___ RAW DATA ___

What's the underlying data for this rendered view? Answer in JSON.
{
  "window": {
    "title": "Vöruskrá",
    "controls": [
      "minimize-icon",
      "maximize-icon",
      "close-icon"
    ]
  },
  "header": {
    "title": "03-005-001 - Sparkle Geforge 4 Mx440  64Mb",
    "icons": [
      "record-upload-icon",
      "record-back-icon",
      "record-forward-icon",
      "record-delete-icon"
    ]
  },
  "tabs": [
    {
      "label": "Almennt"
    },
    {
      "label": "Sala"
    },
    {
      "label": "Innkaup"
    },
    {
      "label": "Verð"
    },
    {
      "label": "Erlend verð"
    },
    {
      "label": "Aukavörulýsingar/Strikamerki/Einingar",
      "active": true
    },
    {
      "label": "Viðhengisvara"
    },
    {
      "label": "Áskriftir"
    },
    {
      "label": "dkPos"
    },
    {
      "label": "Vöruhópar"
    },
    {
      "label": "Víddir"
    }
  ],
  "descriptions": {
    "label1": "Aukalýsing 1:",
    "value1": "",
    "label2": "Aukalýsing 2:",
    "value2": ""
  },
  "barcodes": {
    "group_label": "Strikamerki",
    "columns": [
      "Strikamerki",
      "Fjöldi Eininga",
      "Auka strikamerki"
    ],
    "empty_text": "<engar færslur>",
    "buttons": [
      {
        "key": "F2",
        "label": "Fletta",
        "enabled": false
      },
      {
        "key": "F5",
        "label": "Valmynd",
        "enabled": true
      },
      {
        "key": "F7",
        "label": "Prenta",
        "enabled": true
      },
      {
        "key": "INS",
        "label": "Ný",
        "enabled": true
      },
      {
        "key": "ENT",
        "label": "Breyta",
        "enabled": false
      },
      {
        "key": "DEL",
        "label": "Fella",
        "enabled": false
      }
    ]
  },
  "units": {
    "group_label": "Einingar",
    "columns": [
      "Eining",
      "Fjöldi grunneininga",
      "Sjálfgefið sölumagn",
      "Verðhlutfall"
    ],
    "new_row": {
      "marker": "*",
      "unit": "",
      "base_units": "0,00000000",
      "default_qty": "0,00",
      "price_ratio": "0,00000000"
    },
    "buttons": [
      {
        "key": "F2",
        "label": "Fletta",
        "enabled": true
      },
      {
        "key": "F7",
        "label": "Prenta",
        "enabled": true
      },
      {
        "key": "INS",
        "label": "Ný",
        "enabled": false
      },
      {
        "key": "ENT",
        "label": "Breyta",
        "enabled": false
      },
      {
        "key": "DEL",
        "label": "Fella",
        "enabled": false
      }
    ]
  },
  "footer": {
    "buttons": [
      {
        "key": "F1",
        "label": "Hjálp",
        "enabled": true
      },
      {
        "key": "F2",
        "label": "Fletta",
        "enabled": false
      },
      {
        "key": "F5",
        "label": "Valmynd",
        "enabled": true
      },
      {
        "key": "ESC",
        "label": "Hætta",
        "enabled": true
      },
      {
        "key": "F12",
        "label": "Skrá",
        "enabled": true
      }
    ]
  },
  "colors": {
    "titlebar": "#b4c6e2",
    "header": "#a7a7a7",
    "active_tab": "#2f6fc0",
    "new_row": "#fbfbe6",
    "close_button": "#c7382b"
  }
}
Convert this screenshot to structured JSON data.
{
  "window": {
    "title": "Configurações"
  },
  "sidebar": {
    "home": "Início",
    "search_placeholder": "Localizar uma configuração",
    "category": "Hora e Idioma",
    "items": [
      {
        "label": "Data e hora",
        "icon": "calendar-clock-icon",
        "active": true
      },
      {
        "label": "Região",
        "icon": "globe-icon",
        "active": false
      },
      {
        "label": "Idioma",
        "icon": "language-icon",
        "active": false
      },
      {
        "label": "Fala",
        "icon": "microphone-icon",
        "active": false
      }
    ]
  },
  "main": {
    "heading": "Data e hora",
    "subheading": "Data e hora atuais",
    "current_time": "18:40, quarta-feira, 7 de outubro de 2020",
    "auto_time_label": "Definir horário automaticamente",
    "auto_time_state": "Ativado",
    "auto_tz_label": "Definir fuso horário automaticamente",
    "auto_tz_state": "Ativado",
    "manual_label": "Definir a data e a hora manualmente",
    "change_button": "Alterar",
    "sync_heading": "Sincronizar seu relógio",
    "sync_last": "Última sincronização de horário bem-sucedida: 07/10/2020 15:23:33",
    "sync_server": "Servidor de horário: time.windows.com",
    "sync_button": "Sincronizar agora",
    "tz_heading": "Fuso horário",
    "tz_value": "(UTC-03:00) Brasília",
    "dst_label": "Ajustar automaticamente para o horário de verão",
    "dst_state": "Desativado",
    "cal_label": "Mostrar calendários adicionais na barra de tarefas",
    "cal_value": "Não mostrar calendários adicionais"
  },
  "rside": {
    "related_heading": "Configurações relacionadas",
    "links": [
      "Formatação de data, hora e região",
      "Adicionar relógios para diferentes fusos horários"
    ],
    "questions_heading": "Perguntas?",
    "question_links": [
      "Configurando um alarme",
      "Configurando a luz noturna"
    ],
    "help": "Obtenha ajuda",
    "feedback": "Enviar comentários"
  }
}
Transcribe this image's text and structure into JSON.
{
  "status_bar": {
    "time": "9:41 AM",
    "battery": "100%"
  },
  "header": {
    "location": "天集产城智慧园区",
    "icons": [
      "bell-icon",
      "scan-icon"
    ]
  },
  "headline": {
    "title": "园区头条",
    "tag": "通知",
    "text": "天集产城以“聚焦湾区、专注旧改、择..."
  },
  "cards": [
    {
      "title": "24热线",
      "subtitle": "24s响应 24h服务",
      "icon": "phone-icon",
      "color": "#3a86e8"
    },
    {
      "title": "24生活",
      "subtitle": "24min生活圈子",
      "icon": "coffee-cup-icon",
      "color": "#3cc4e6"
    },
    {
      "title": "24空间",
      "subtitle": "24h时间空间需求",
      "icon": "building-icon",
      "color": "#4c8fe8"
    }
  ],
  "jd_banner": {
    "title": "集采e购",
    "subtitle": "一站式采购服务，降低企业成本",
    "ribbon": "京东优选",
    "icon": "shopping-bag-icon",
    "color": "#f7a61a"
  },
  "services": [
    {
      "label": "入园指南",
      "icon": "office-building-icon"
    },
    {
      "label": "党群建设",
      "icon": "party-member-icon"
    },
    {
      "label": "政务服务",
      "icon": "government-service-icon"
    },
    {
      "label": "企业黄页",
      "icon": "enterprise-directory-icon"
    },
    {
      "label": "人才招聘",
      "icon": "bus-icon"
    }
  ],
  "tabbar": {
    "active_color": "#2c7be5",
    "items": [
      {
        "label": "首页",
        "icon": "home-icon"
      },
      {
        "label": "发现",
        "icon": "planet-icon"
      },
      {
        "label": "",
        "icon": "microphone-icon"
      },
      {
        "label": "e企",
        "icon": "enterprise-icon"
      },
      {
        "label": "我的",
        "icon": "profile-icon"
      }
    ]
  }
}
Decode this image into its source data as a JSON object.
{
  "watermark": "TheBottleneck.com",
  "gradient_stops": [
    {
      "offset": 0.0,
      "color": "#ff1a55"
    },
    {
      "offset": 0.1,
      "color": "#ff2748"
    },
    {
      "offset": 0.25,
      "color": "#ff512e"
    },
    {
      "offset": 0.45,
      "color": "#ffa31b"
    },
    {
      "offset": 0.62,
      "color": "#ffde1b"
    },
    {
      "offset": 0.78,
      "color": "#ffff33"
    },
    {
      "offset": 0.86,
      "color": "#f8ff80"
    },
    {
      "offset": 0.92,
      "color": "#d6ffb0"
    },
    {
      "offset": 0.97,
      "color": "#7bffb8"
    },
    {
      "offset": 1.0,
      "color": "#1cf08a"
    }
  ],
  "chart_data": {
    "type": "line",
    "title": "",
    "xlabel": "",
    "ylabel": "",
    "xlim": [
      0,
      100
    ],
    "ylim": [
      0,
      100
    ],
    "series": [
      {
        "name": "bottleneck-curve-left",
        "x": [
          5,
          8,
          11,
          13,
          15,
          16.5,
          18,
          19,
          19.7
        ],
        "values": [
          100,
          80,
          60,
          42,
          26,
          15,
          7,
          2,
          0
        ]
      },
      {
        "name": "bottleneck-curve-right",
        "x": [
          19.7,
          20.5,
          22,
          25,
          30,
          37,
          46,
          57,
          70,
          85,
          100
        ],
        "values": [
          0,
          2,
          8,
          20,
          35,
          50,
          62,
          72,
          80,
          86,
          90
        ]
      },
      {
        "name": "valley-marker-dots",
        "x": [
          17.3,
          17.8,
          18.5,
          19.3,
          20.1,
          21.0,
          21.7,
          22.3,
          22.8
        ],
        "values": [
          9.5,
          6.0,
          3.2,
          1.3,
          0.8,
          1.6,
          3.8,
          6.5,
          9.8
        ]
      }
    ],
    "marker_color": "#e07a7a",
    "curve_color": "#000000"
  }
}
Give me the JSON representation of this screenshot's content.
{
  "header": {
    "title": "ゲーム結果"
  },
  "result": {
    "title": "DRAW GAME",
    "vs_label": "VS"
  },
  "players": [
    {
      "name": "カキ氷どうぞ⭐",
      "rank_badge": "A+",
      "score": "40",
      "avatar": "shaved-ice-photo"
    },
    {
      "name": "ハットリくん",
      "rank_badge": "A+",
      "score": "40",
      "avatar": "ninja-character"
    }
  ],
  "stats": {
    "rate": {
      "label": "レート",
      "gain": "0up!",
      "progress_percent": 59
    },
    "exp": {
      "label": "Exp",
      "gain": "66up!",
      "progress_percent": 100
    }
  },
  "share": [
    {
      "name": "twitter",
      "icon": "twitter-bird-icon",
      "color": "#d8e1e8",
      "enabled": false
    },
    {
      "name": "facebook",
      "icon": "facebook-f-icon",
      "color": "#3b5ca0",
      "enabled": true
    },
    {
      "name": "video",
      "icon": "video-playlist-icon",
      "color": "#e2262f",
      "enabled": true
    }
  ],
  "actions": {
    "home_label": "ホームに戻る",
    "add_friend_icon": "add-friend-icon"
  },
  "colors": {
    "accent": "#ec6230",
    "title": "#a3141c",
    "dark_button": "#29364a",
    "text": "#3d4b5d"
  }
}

___

• **WORK TO DO**: Find every line in the records that contains the word "Einingar"; copy those lines.

• **CORRECT ANSWER**:
      "label": "Aukavörulýsingar/Strikamerki/Einingar",
    "group_label": "Einingar",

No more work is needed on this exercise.